ページ本文:
=-=-=
これはガンダムなのか?どっちかといえばガンダムではない。

「フォー・ザ・バレル」

200101  
掲載誌は月刊ニュータイプ2000年8月~2002年6月
本編は毎号2~3ページ

この企画は小説版のガンダムを元ネタにしたカバー作品だとされているが、それ以外にもテレビアニメガンダム開始前の初期案打ち切りでお蔵入りになった後半の構想が流用されている。
著者は大塚ギチ、富野由悠季は"comlicity"としてクレジットされている。

小説版を基にしているということで、冒頭はアムロが死ぬ場面から始まるショッキングな内容であった。
そしてもちろんアムロとセイラが肉体関係を持つ部分も取り入れているが、その場面が取り上げられる前に一気に話が短縮されて終わった。まるでアニメのガンダムみたいに。
ブライトとクスコアルの話が予定されていたのに。

ちなみにキャラクターは名前が差し替えられている人もいれば同じ名前の人もいる。
性格も別物なので注意。

アムロレイ→リンアバォ
ミライヤシマ→ミライエイランド矢島
カイシデン→クーワイシーデン
ハヤトコバヤシ→隼人素林
ブライトノア
フラウボウ
セイラマス
スレッガーロウ→通称スラッガー
ラムドワイ(小説より)
八丈志麻(初期案より)
オスカダブリン
マーカークラン→マーク・アー・クラン

キッカ→北本菊花
カツ→虎勝剋
レツ→虎勝烈


クランブルカルレア(小説より)
シャリアブル
クスコアル
ララァスン
キャスバルダイクン→カスバルベイリー?
キャスバルダイクン→キャスバルダイクン
ルロイギリアム(小説より)
パッカデリア(終盤構想より)

モビルスーツ→マシニングスキン
ガンダム→ガンボーイ・ウィルバー
ガンキャノン→ガンボーイ・オービル
ザク→ブロンディ
ドム→ディーディー
ジム→グラビティ
ジム→グラディエイター・マシニングスキン
ボール→ミスターボール
G3→ゴースト
ホワイトベース→ペガサス
サイド→バレル帯
ニュータイプ→ストリーマー

粒子加速器をオーラロード、日本の都市にシンザシティなど富野作品からの単語に気がつく。
=-=-=
表示項目:
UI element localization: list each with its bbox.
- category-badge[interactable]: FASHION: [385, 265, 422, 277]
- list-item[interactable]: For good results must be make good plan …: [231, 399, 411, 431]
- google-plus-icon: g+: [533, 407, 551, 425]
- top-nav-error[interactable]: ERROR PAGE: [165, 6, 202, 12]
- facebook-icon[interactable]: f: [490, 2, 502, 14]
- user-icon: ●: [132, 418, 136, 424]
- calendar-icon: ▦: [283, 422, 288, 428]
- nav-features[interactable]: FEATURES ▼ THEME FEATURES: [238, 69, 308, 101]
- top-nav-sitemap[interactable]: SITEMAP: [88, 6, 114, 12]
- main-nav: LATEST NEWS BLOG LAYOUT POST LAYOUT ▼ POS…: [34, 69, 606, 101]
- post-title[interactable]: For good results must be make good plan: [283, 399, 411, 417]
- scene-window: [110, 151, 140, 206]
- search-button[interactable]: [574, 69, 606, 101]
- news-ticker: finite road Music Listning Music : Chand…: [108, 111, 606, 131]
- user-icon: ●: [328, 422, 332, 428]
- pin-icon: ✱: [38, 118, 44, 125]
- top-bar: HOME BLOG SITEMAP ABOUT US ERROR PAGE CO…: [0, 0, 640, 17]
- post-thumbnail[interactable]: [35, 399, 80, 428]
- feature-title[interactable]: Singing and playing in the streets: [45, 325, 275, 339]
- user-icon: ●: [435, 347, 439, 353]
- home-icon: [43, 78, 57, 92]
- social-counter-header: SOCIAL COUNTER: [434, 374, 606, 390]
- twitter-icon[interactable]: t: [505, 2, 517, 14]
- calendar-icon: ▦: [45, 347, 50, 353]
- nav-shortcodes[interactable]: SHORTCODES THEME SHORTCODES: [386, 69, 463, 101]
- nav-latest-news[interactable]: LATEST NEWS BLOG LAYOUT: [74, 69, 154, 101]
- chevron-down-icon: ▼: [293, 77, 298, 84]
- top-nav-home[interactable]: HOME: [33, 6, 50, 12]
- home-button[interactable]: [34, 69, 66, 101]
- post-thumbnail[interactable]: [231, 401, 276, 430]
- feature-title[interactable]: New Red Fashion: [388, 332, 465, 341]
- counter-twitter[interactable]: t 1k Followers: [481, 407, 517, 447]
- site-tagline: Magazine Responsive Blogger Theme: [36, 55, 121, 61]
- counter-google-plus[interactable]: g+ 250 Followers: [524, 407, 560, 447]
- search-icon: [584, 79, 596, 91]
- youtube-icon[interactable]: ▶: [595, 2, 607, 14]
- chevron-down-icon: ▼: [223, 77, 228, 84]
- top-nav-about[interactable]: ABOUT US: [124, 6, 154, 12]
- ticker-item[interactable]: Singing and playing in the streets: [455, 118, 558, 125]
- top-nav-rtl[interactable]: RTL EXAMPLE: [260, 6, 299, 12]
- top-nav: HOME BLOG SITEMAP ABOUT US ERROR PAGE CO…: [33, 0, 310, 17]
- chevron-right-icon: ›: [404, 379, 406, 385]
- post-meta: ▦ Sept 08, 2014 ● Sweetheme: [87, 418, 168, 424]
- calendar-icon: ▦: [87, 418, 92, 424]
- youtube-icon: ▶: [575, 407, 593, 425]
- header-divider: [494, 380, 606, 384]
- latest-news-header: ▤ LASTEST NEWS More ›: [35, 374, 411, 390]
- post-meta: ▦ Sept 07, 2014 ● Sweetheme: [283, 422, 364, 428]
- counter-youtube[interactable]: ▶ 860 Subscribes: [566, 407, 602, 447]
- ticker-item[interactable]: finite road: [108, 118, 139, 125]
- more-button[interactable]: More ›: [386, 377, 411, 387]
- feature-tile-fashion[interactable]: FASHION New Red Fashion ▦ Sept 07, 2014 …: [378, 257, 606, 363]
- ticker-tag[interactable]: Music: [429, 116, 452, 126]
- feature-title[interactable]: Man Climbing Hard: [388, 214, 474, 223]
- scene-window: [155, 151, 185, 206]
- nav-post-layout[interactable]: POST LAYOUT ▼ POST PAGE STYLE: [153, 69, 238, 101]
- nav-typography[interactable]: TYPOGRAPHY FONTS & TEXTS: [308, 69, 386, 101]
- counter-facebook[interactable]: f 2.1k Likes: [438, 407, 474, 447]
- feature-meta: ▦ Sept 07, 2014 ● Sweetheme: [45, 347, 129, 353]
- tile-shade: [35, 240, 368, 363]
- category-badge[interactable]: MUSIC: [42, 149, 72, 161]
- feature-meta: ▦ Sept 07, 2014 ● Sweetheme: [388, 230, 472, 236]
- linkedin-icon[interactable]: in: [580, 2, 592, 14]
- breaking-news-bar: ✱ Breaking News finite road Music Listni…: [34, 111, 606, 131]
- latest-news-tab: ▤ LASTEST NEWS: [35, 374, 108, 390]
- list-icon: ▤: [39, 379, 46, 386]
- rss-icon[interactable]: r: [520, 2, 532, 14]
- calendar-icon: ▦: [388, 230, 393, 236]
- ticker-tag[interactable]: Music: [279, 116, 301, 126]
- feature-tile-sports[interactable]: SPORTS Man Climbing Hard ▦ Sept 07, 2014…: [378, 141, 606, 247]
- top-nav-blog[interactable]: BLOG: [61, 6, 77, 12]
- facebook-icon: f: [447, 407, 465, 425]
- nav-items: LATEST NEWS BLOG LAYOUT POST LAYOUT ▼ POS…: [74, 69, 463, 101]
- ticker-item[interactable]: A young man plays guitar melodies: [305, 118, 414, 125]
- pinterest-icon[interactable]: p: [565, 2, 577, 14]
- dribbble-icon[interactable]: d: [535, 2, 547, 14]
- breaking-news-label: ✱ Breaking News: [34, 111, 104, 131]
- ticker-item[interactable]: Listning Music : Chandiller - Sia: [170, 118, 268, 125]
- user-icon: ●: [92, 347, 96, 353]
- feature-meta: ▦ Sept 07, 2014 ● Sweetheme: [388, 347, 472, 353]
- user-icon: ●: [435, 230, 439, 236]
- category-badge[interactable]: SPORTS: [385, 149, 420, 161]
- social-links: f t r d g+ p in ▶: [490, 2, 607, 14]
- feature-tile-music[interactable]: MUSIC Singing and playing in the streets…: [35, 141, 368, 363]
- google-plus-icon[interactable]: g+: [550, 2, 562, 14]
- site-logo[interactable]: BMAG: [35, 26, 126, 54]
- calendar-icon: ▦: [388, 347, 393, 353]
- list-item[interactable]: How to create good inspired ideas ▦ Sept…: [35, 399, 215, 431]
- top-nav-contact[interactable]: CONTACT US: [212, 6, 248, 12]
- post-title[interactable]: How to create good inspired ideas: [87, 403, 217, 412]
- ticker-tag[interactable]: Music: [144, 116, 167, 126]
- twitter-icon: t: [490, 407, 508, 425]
=-=-=
課題:
(a) ページ本文の人物名のうち、「(小説より)」と添えられているものをすべて挙げること。
(b) ページ本文の「モビルスーツ→マシニングスキン」から「野作品からの単語に気がつく。」までをそのまま引用してください。

課題の解答:
(a) ラムドワイ、クランブルカルレア、ルロイギリアム

(b)
モビルスーツ→マシニングスキン
ガンダム→ガンボーイ・ウィルバー
ガンキャノン→ガンボーイ・オービル
ザク→ブロンディ
ドム→ディーディー
ジム→グラビティ
ジム→グラディエイター・マシニングスキン
ボール→ミスターボール
G3→ゴースト
ホワイトベース→ペガサス
サイド→バレル帯
ニュータイプ→ストリーマー

粒子加速器をオーラロード、日本の都市にシンザシティなど富野作品からの単語に気がつく。